▸ **Your instructions**: Return the records in full, exactly as given.

▸ **Extracted data entries**:

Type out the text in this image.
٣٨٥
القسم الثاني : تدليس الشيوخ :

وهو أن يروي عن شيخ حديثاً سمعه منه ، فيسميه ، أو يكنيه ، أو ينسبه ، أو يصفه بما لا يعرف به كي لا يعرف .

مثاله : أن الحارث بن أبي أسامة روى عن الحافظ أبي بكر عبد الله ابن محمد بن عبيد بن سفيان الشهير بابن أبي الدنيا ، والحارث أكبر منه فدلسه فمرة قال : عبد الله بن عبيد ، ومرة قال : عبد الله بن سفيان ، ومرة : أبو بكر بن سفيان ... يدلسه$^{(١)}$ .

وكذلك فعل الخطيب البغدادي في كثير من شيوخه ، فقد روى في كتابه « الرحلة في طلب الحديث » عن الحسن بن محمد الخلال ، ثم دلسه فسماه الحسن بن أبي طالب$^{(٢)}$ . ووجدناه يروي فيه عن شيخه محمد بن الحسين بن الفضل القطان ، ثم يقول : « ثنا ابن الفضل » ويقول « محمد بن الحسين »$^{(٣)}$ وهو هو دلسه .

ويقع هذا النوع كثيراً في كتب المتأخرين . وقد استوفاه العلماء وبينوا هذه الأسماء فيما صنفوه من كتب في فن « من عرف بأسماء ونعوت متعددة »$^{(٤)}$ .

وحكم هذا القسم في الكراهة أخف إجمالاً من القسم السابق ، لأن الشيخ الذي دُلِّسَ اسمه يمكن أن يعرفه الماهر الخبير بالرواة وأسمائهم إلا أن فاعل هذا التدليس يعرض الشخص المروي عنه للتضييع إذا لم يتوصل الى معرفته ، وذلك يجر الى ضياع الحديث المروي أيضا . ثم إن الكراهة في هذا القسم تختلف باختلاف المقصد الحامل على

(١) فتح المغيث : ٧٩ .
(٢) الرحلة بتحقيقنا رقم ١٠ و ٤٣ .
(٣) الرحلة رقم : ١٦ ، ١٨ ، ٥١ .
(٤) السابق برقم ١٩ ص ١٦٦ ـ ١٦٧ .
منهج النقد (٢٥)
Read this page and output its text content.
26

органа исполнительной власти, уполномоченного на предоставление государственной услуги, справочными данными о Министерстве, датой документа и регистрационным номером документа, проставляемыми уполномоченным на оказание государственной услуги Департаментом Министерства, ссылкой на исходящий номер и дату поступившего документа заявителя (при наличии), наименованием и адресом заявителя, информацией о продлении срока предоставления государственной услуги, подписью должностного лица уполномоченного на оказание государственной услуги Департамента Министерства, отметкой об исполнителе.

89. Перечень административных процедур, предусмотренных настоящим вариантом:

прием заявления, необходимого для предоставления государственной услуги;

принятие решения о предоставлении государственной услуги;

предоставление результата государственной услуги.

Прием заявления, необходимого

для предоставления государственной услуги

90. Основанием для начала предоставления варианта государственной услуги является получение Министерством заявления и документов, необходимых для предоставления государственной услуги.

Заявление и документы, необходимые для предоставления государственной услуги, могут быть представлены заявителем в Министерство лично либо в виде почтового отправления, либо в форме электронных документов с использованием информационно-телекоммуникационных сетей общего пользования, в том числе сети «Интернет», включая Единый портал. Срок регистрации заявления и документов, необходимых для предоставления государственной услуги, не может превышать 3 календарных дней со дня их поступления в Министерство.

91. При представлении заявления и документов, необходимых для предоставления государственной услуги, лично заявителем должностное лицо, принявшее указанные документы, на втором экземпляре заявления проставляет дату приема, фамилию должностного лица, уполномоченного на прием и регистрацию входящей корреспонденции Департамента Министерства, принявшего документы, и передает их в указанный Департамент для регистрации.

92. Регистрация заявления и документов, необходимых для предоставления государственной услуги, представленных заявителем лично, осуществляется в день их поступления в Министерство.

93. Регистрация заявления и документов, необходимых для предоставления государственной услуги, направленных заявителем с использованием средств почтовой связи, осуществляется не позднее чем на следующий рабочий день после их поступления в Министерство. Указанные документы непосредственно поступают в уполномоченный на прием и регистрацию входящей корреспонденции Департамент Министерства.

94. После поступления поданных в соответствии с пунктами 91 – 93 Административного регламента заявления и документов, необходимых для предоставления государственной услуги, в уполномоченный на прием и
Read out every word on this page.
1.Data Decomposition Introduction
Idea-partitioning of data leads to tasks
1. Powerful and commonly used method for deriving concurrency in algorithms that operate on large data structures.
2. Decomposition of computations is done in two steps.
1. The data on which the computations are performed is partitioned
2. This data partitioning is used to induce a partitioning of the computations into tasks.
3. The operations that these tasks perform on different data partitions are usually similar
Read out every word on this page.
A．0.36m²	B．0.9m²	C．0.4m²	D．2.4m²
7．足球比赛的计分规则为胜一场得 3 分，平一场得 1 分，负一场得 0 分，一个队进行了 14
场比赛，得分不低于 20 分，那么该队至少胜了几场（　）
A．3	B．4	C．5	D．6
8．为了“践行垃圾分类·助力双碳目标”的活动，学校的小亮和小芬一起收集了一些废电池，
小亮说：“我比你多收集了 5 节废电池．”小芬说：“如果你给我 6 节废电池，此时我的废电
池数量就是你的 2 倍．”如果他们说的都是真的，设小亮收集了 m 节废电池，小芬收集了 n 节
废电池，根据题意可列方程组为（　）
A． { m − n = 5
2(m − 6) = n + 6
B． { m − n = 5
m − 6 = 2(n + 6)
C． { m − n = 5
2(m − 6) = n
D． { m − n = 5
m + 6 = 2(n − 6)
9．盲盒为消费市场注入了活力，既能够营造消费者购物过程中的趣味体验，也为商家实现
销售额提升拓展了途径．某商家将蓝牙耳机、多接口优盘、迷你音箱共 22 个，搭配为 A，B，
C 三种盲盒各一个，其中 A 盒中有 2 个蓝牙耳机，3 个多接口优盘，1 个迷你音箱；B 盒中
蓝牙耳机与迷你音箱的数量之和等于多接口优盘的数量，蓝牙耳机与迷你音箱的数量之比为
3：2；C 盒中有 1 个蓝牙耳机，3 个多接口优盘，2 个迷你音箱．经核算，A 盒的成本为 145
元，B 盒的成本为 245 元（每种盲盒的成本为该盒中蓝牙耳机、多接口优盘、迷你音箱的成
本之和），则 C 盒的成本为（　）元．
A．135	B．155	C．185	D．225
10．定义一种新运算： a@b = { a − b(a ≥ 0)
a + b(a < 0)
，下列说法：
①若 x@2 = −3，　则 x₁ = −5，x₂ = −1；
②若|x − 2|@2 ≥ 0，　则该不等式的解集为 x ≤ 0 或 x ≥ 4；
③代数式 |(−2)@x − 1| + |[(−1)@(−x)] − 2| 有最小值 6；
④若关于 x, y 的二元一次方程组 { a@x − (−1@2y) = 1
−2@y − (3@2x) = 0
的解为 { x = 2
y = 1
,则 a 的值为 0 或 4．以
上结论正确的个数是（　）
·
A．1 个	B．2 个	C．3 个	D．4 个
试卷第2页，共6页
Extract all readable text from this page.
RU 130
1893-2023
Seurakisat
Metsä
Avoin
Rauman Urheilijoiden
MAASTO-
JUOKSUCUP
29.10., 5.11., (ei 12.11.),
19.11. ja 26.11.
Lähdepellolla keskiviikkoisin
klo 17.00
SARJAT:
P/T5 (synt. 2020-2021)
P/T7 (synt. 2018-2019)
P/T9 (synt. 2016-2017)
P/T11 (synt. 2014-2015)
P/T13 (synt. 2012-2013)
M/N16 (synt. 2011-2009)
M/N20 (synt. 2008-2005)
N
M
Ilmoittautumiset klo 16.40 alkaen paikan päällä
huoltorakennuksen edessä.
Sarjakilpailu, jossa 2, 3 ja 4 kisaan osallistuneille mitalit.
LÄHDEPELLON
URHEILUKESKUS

▸ **Answer to the problem**:
Type out the text in this image.
٣٨٥
القسم الثاني : تدليس الشيوخ :

وهو أن يروي عن شيخ حديثاً سمعه منه ، فيسميه ، أو يكنيه ، أو ينسبه ، أو يصفه بما لا يعرف به كي لا يعرف .

مثاله : أن الحارث بن أبي أسامة روى عن الحافظ أبي بكر عبد الله ابن محمد بن عبيد بن سفيان الشهير بابن أبي الدنيا ، والحارث أكبر منه فدلسه فمرة قال : عبد الله بن عبيد ، ومرة قال : عبد الله بن سفيان ، ومرة : أبو بكر بن سفيان ... يدلسه$^{(١)}$ .

وكذلك فعل الخطيب البغدادي في كثير من شيوخه ، فقد روى في كتابه « الرحلة في طلب الحديث » عن الحسن بن محمد الخلال ، ثم دلسه فسماه الحسن بن أبي طالب$^{(٢)}$ . ووجدناه يروي فيه عن شيخه محمد بن الحسين بن الفضل القطان ، ثم يقول : « ثنا ابن الفضل » ويقول « محمد بن الحسين »$^{(٣)}$ وهو هو دلسه .

ويقع هذا النوع كثيراً في كتب المتأخرين . وقد استوفاه العلماء وبينوا هذه الأسماء فيما صنفوه من كتب في فن « من عرف بأسماء ونعوت متعددة »$^{(٤)}$ .

وحكم هذا القسم في الكراهة أخف إجمالاً من القسم السابق ، لأن الشيخ الذي دُلِّسَ اسمه يمكن أن يعرفه الماهر الخبير بالرواة وأسمائهم إلا أن فاعل هذا التدليس يعرض الشخص المروي عنه للتضييع إذا لم يتوصل الى معرفته ، وذلك يجر الى ضياع الحديث المروي أيضا . ثم إن الكراهة في هذا القسم تختلف باختلاف المقصد الحامل على

(١) فتح المغيث : ٧٩ .
(٢) الرحلة بتحقيقنا رقم ١٠ و ٤٣ .
(٣) الرحلة رقم : ١٦ ، ١٨ ، ٥١ .
(٤) السابق برقم ١٩ ص ١٦٦ ـ ١٦٧ .
منهج النقد (٢٥)
Read this page and output its text content.
26

органа исполнительной власти, уполномоченного на предоставление государственной услуги, справочными данными о Министерстве, датой документа и регистрационным номером документа, проставляемыми уполномоченным на оказание государственной услуги Департаментом Министерства, ссылкой на исходящий номер и дату поступившего документа заявителя (при наличии), наименованием и адресом заявителя, информацией о продлении срока предоставления государственной услуги, подписью должностного лица уполномоченного на оказание государственной услуги Департамента Министерства, отметкой об исполнителе.

89. Перечень административных процедур, предусмотренных настоящим вариантом:

прием заявления, необходимого для предоставления государственной услуги;

принятие решения о предоставлении государственной услуги;

предоставление результата государственной услуги.

Прием заявления, необходимого

для предоставления государственной услуги

90. Основанием для начала предоставления варианта государственной услуги является получение Министерством заявления и документов, необходимых для предоставления государственной услуги.

Заявление и документы, необходимые для предоставления государственной услуги, могут быть представлены заявителем в Министерство лично либо в виде почтового отправления, либо в форме электронных документов с использованием информационно-телекоммуникационных сетей общего пользования, в том числе сети «Интернет», включая Единый портал. Срок регистрации заявления и документов, необходимых для предоставления государственной услуги, не может превышать 3 календарных дней со дня их поступления в Министерство.

91. При представлении заявления и документов, необходимых для предоставления государственной услуги, лично заявителем должностное лицо, принявшее указанные документы, на втором экземпляре заявления проставляет дату приема, фамилию должностного лица, уполномоченного на прием и регистрацию входящей корреспонденции Департамента Министерства, принявшего документы, и передает их в указанный Департамент для регистрации.

92. Регистрация заявления и документов, необходимых для предоставления государственной услуги, представленных заявителем лично, осуществляется в день их поступления в Министерство.

93. Регистрация заявления и документов, необходимых для предоставления государственной услуги, направленных заявителем с использованием средств почтовой связи, осуществляется не позднее чем на следующий рабочий день после их поступления в Министерство. Указанные документы непосредственно поступают в уполномоченный на прием и регистрацию входящей корреспонденции Департамент Министерства.

94. После поступления поданных в соответствии с пунктами 91 – 93 Административного регламента заявления и документов, необходимых для предоставления государственной услуги, в уполномоченный на прием и
Read out every word on this page.
1.Data Decomposition Introduction
Idea-partitioning of data leads to tasks
1. Powerful and commonly used method for deriving concurrency in algorithms that operate on large data structures.
2. Decomposition of computations is done in two steps.
1. The data on which the computations are performed is partitioned
2. This data partitioning is used to induce a partitioning of the computations into tasks.
3. The operations that these tasks perform on different data partitions are usually similar
Read out every word on this page.
A．0.36m²	B．0.9m²	C．0.4m²	D．2.4m²
7．足球比赛的计分规则为胜一场得 3 分，平一场得 1 分，负一场得 0 分，一个队进行了 14
场比赛，得分不低于 20 分，那么该队至少胜了几场（　）
A．3	B．4	C．5	D．6
8．为了“践行垃圾分类·助力双碳目标”的活动，学校的小亮和小芬一起收集了一些废电池，
小亮说：“我比你多收集了 5 节废电池．”小芬说：“如果你给我 6 节废电池，此时我的废电
池数量就是你的 2 倍．”如果他们说的都是真的，设小亮收集了 m 节废电池，小芬收集了 n 节
废电池，根据题意可列方程组为（　）
A． { m − n = 5
2(m − 6) = n + 6
B． { m − n = 5
m − 6 = 2(n + 6)
C． { m − n = 5
2(m − 6) = n
D． { m − n = 5
m + 6 = 2(n − 6)
9．盲盒为消费市场注入了活力，既能够营造消费者购物过程中的趣味体验，也为商家实现
销售额提升拓展了途径．某商家将蓝牙耳机、多接口优盘、迷你音箱共 22 个，搭配为 A，B，
C 三种盲盒各一个，其中 A 盒中有 2 个蓝牙耳机，3 个多接口优盘，1 个迷你音箱；B 盒中
蓝牙耳机与迷你音箱的数量之和等于多接口优盘的数量，蓝牙耳机与迷你音箱的数量之比为
3：2；C 盒中有 1 个蓝牙耳机，3 个多接口优盘，2 个迷你音箱．经核算，A 盒的成本为 145
元，B 盒的成本为 245 元（每种盲盒的成本为该盒中蓝牙耳机、多接口优盘、迷你音箱的成
本之和），则 C 盒的成本为（　）元．
A．135	B．155	C．185	D．225
10．定义一种新运算： a@b = { a − b(a ≥ 0)
a + b(a < 0)
，下列说法：
①若 x@2 = −3，　则 x₁ = −5，x₂ = −1；
②若|x − 2|@2 ≥ 0，　则该不等式的解集为 x ≤ 0 或 x ≥ 4；
③代数式 |(−2)@x − 1| + |[(−1)@(−x)] − 2| 有最小值 6；
④若关于 x, y 的二元一次方程组 { a@x − (−1@2y) = 1
−2@y − (3@2x) = 0
的解为 { x = 2
y = 1
,则 a 的值为 0 或 4．以
上结论正确的个数是（　）
·
A．1 个	B．2 个	C．3 个	D．4 个
试卷第2页，共6页
Extract all readable text from this page.
RU 130
1893-2023
Seurakisat
Metsä
Avoin
Rauman Urheilijoiden
MAASTO-
JUOKSUCUP
29.10., 5.11., (ei 12.11.),
19.11. ja 26.11.
Lähdepellolla keskiviikkoisin
klo 17.00
SARJAT:
P/T5 (synt. 2020-2021)
P/T7 (synt. 2018-2019)
P/T9 (synt. 2016-2017)
P/T11 (synt. 2014-2015)
P/T13 (synt. 2012-2013)
M/N16 (synt. 2011-2009)
M/N20 (synt. 2008-2005)
N
M
Ilmoittautumiset klo 16.40 alkaen paikan päällä
huoltorakennuksen edessä.
Sarjakilpailu, jossa 2, 3 ja 4 kisaan osallistuneille mitalit.
LÄHDEPELLON
URHEILUKESKUS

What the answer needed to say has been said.